Text excerpt
★ ★ ★ ★ ★
Like Father, Like Son


Back in mid January, I wrote a blog post about my 3rd great grandfather Leander Wells, man on the run. I wrote of his desertion from the Union army during the Civil War, roaming around the country as a carpenter and finally his gruesome demise of being burned to death as a night watchman of a train station in Wyoming. Not posted back then was the newspaper headline seen above.

He ended up being buried in Boone, Iowa next to his wife who had died 16 years earlier but I didn't know the reason why she was buried in Boone, a place they hadn't left a paper trail and was across the state from where they lived at the time. I theorized that perhaps one of their parents were living there at the time since the newspaper article on wife Mary Ellenor Well's death said she had been there visiting when she died.
★ ★ ★ ★ ★
Rows
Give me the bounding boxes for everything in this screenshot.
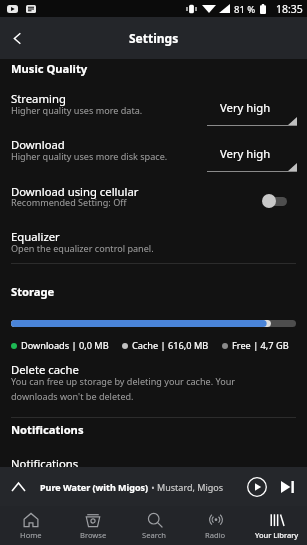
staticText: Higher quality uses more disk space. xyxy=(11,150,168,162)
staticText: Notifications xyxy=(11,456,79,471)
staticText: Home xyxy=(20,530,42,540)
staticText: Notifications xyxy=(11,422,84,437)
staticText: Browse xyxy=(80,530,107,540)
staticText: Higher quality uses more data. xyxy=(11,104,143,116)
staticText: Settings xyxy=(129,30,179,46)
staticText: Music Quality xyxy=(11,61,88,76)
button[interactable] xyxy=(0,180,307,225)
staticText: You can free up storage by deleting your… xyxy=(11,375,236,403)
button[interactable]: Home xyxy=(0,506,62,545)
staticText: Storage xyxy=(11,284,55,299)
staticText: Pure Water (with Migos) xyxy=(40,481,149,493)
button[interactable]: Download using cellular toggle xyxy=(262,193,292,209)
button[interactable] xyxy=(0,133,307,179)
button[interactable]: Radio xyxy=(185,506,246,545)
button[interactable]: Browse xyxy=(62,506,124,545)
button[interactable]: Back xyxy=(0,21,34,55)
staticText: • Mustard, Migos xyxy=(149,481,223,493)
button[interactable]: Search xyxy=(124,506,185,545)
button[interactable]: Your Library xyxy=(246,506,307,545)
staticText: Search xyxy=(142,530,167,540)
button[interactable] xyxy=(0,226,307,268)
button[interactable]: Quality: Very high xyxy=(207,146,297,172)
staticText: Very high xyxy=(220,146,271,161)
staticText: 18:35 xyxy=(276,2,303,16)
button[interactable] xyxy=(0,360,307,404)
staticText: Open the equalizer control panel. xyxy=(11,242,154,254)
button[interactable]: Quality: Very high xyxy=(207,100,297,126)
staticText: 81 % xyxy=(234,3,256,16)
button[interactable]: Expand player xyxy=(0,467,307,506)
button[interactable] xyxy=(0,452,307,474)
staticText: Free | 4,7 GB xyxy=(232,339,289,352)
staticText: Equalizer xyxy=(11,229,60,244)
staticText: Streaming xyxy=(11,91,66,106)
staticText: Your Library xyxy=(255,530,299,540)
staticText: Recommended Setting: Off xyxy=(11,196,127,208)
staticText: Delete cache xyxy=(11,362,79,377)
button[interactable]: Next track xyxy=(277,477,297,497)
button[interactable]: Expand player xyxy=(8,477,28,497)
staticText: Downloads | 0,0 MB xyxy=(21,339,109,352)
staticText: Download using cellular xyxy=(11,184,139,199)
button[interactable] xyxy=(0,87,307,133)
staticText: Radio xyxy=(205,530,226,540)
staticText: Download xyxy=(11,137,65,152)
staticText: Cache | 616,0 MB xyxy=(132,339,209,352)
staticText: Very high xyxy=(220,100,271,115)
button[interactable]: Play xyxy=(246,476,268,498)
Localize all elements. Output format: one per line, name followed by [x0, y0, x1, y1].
★ ★ ★ ★ ★
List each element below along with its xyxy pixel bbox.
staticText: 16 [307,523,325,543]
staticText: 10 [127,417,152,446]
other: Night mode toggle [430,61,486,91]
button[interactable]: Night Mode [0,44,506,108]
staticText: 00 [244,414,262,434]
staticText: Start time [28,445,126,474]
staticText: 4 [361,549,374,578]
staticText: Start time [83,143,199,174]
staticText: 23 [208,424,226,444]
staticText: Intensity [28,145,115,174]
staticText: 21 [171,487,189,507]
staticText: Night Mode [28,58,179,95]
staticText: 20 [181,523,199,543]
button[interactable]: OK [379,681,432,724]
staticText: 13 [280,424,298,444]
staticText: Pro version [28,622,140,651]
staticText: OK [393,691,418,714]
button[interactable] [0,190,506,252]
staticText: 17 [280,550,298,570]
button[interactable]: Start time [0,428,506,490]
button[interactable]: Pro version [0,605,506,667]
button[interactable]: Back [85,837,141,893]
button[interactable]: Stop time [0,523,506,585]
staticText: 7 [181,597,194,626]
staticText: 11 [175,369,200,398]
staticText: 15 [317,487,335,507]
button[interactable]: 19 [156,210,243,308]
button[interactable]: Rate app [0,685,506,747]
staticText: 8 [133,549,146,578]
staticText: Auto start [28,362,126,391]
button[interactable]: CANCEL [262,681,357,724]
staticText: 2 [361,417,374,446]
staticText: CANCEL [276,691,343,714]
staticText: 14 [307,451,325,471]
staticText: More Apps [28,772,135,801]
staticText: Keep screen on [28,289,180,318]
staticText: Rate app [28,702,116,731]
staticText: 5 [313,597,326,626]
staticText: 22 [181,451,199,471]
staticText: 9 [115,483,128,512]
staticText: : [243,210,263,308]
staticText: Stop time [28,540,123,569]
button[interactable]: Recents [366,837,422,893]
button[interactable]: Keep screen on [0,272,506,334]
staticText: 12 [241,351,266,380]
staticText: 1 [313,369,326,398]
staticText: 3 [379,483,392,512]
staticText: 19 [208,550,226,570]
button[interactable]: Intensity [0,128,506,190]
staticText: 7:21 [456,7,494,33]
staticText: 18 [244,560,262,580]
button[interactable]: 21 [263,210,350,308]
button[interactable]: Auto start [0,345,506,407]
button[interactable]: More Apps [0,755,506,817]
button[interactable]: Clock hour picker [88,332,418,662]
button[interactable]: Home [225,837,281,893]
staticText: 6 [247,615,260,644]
★ ★ ★ ★ ★
Short exercise A
In the blog post about Leander Wells, transcribe the passage from "Like Father, Like" up to and including "headline seen above.".
Short exercise B
Rewrite the paragraph of the blog post about Leander Wells that begins "He ended up being buried in Boone" in a shorter form, keeping its main facts.

Full solution A
Like Father, Like Son


Back in mid January, I wrote a blog post about my 3rd great grandfather Leander Wells, man on the run. I wrote of his desertion from the Union army during the Civil War, roaming around the country as a carpenter and finally his gruesome demise of being burned to death as a night watchman of a train station in Wyoming. Not posted back then was the newspaper headline seen above.

Full solution B
He was buried in Boone, Iowa, beside his wife, who had died 16 years earlier. I didn't know why she was buried there, since the couple had left no paper trail in Boone and lived across the state at the time. A newspaper article on her death said she died while visiting Boone, so I theorized that one of their parents may have lived there then.